▶ **Materials provided**
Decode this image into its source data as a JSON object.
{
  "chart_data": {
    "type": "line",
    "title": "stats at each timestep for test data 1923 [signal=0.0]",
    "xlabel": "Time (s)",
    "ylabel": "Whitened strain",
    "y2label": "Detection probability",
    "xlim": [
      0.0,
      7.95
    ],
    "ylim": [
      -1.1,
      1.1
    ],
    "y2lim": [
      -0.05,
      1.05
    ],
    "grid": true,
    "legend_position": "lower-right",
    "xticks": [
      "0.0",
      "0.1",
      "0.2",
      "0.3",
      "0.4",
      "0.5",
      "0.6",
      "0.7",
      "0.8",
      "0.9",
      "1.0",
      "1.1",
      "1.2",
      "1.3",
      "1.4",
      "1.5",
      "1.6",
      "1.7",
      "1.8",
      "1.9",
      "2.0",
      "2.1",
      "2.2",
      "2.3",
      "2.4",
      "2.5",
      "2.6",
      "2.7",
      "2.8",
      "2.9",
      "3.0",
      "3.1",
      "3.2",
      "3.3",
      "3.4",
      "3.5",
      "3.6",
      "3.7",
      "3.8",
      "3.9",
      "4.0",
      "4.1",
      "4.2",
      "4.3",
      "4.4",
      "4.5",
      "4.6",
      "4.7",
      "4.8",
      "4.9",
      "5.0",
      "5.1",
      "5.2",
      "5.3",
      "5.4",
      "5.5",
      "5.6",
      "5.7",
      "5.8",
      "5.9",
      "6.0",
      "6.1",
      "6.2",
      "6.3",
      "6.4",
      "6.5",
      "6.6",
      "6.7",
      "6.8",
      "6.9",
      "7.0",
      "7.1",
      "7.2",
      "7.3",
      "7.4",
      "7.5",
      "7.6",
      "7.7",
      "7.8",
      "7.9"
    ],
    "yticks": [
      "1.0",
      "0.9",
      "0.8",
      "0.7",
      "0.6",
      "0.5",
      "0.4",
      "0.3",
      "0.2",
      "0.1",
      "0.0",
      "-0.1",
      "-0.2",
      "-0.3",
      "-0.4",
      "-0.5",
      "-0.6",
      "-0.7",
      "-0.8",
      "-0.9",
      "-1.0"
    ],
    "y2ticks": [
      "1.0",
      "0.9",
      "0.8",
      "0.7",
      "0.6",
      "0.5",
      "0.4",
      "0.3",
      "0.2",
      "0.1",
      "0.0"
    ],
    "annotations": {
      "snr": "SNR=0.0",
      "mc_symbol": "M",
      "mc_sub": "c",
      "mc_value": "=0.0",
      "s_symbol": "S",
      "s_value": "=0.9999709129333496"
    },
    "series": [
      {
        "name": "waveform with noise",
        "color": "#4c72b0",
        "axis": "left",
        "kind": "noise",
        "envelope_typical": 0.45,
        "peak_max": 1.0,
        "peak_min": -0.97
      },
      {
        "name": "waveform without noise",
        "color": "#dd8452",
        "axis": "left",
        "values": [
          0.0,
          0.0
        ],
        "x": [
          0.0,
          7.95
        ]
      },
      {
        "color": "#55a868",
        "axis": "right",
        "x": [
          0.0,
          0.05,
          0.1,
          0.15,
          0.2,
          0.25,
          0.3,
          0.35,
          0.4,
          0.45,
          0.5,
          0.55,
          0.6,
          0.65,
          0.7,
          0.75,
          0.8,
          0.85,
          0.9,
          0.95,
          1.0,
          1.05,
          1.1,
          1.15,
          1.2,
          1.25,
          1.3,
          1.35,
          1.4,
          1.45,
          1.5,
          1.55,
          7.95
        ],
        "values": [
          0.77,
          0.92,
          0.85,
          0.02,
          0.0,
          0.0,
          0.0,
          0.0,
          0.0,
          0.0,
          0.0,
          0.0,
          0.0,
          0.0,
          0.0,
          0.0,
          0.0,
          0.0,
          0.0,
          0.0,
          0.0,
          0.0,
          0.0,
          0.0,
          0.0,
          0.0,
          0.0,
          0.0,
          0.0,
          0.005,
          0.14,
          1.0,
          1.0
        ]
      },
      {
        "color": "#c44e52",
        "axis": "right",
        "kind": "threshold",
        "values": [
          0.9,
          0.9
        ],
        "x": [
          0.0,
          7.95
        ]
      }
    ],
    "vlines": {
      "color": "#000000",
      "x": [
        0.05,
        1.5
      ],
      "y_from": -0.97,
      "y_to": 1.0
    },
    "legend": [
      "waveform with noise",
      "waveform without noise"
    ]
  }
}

▶ **What to do**
Pull out each record as written and restate it exactly.

▶ **Result below**
Decode this image into its source data as a JSON object.
{
  "chart_data": {
    "type": "line",
    "title": "stats at each timestep for test data 1923 [signal=0.0]",
    "xlabel": "Time (s)",
    "ylabel": "Whitened strain",
    "y2label": "Detection probability",
    "xlim": [
      0.0,
      7.95
    ],
    "ylim": [
      -1.1,
      1.1
    ],
    "y2lim": [
      -0.05,
      1.05
    ],
    "grid": true,
    "legend_position": "lower-right",
    "xticks": [
      "0.0",
      "0.1",
      "0.2",
      "0.3",
      "0.4",
      "0.5",
      "0.6",
      "0.7",
      "0.8",
      "0.9",
      "1.0",
      "1.1",
      "1.2",
      "1.3",
      "1.4",
      "1.5",
      "1.6",
      "1.7",
      "1.8",
      "1.9",
      "2.0",
      "2.1",
      "2.2",
      "2.3",
      "2.4",
      "2.5",
      "2.6",
      "2.7",
      "2.8",
      "2.9",
      "3.0",
      "3.1",
      "3.2",
      "3.3",
      "3.4",
      "3.5",
      "3.6",
      "3.7",
      "3.8",
      "3.9",
      "4.0",
      "4.1",
      "4.2",
      "4.3",
      "4.4",
      "4.5",
      "4.6",
      "4.7",
      "4.8",
      "4.9",
      "5.0",
      "5.1",
      "5.2",
      "5.3",
      "5.4",
      "5.5",
      "5.6",
      "5.7",
      "5.8",
      "5.9",
      "6.0",
      "6.1",
      "6.2",
      "6.3",
      "6.4",
      "6.5",
      "6.6",
      "6.7",
      "6.8",
      "6.9",
      "7.0",
      "7.1",
      "7.2",
      "7.3",
      "7.4",
      "7.5",
      "7.6",
      "7.7",
      "7.8",
      "7.9"
    ],
    "yticks": [
      "1.0",
      "0.9",
      "0.8",
      "0.7",
      "0.6",
      "0.5",
      "0.4",
      "0.3",
      "0.2",
      "0.1",
      "0.0",
      "-0.1",
      "-0.2",
      "-0.3",
      "-0.4",
      "-0.5",
      "-0.6",
      "-0.7",
      "-0.8",
      "-0.9",
      "-1.0"
    ],
    "y2ticks": [
      "1.0",
      "0.9",
      "0.8",
      "0.7",
      "0.6",
      "0.5",
      "0.4",
      "0.3",
      "0.2",
      "0.1",
      "0.0"
    ],
    "annotations": {
      "snr": "SNR=0.0",
      "mc_symbol": "M",
      "mc_sub": "c",
      "mc_value": "=0.0",
      "s_symbol": "S",
      "s_value": "=0.9999709129333496"
    },
    "series": [
      {
        "name": "waveform with noise",
        "color": "#4c72b0",
        "axis": "left",
        "kind": "noise",
        "envelope_typical": 0.45,
        "peak_max": 1.0,
        "peak_min": -0.97
      },
      {
        "name": "waveform without noise",
        "color": "#dd8452",
        "axis": "left",
        "values": [
          0.0,
          0.0
        ],
        "x": [
          0.0,
          7.95
        ]
      },
      {
        "color": "#55a868",
        "axis": "right",
        "x": [
          0.0,
          0.05,
          0.1,
          0.15,
          0.2,
          0.25,
          0.3,
          0.35,
          0.4,
          0.45,
          0.5,
          0.55,
          0.6,
          0.65,
          0.7,
          0.75,
          0.8,
          0.85,
          0.9,
          0.95,
          1.0,
          1.05,
          1.1,
          1.15,
          1.2,
          1.25,
          1.3,
          1.35,
          1.4,
          1.45,
          1.5,
          1.55,
          7.95
        ],
        "values": [
          0.77,
          0.92,
          0.85,
          0.02,
          0.0,
          0.0,
          0.0,
          0.0,
          0.0,
          0.0,
          0.0,
          0.0,
          0.0,
          0.0,
          0.0,
          0.0,
          0.0,
          0.0,
          0.0,
          0.0,
          0.0,
          0.0,
          0.0,
          0.0,
          0.0,
          0.0,
          0.0,
          0.0,
          0.0,
          0.005,
          0.14,
          1.0,
          1.0
        ]
      },
      {
        "color": "#c44e52",
        "axis": "right",
        "kind": "threshold",
        "values": [
          0.9,
          0.9
        ],
        "x": [
          0.0,
          7.95
        ]
      }
    ],
    "vlines": {
      "color": "#000000",
      "x": [
        0.05,
        1.5
      ],
      "y_from": -0.97,
      "y_to": 1.0
    },
    "legend": [
      "waveform with noise",
      "waveform without noise"
    ]
  }
}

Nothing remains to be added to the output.